▶ [What is asked]: Drop the images; return everything else in the listing below exactly.

++++++++++

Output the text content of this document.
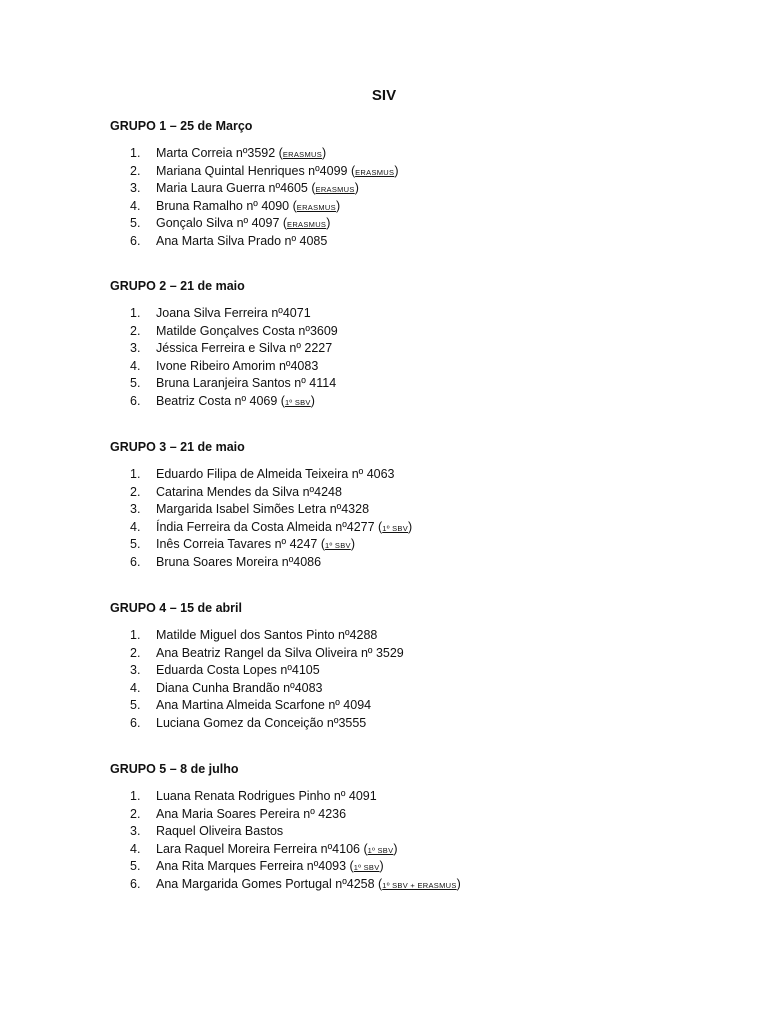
SIV
GRUPO 1 – 25 de Março
1.	Marta Correia nº3592 (ERASMUS)
2.	Mariana Quintal Henriques nº4099 (ERASMUS)
3.	Maria Laura Guerra nº4605 (ERASMUS)
4.	Bruna Ramalho nº 4090 (ERASMUS)
5.	Gonçalo Silva nº 4097 (ERASMUS)
6.	Ana Marta Silva Prado nº 4085
GRUPO 2 – 21 de maio
1.	Joana Silva Ferreira nº4071
2.	Matilde Gonçalves Costa nº3609
3.	Jéssica Ferreira e Silva nº 2227
4.	Ivone Ribeiro Amorim nº4083
5.	Bruna Laranjeira Santos nº 4114
6.	Beatriz Costa nº 4069 (1º SBV)
GRUPO 3 – 21 de maio
1.	Eduardo Filipa de Almeida Teixeira nº 4063
2.	Catarina Mendes da Silva nº4248
3.	Margarida Isabel Simões Letra nº4328
4.	Índia Ferreira da Costa Almeida nº4277 (1º SBV)
5.	Inês Correia Tavares nº 4247 (1º SBV)
6.	Bruna Soares Moreira nº4086
GRUPO 4 – 15 de abril
1.	Matilde Miguel dos Santos Pinto nº4288
2.	Ana Beatriz Rangel da Silva Oliveira nº 3529
3.	Eduarda Costa Lopes nº4105
4.	Diana Cunha Brandão nº4083
5.	Ana Martina Almeida Scarfone nº 4094
6.	Luciana Gomez da Conceição nº3555
GRUPO 5 – 8 de julho
1.	Luana Renata Rodrigues Pinho nº 4091
2.	Ana Maria Soares Pereira nº 4236
3.	Raquel Oliveira Bastos
4.	Lara Raquel Moreira Ferreira nº4106 (1º SBV)
5.	Ana Rita Marques Ferreira nº4093 (1º SBV)
6.	Ana Margarida Gomes Portugal nº4258 (1º SBV + ERASMUS)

++++++++++

▶ [The result]:
Output the text content of this document.
SIV
GRUPO 1 – 25 de Março
1.	Marta Correia nº3592 (ERASMUS)
2.	Mariana Quintal Henriques nº4099 (ERASMUS)
3.	Maria Laura Guerra nº4605 (ERASMUS)
4.	Bruna Ramalho nº 4090 (ERASMUS)
5.	Gonçalo Silva nº 4097 (ERASMUS)
6.	Ana Marta Silva Prado nº 4085
GRUPO 2 – 21 de maio
1.	Joana Silva Ferreira nº4071
2.	Matilde Gonçalves Costa nº3609
3.	Jéssica Ferreira e Silva nº 2227
4.	Ivone Ribeiro Amorim nº4083
5.	Bruna Laranjeira Santos nº 4114
6.	Beatriz Costa nº 4069 (1º SBV)
GRUPO 3 – 21 de maio
1.	Eduardo Filipa de Almeida Teixeira nº 4063
2.	Catarina Mendes da Silva nº4248
3.	Margarida Isabel Simões Letra nº4328
4.	Índia Ferreira da Costa Almeida nº4277 (1º SBV)
5.	Inês Correia Tavares nº 4247 (1º SBV)
6.	Bruna Soares Moreira nº4086
GRUPO 4 – 15 de abril
1.	Matilde Miguel dos Santos Pinto nº4288
2.	Ana Beatriz Rangel da Silva Oliveira nº 3529
3.	Eduarda Costa Lopes nº4105
4.	Diana Cunha Brandão nº4083
5.	Ana Martina Almeida Scarfone nº 4094
6.	Luciana Gomez da Conceição nº3555
GRUPO 5 – 8 de julho
1.	Luana Renata Rodrigues Pinho nº 4091
2.	Ana Maria Soares Pereira nº 4236
3.	Raquel Oliveira Bastos
4.	Lara Raquel Moreira Ferreira nº4106 (1º SBV)
5.	Ana Rita Marques Ferreira nº4093 (1º SBV)
6.	Ana Margarida Gomes Portugal nº4258 (1º SBV + ERASMUS)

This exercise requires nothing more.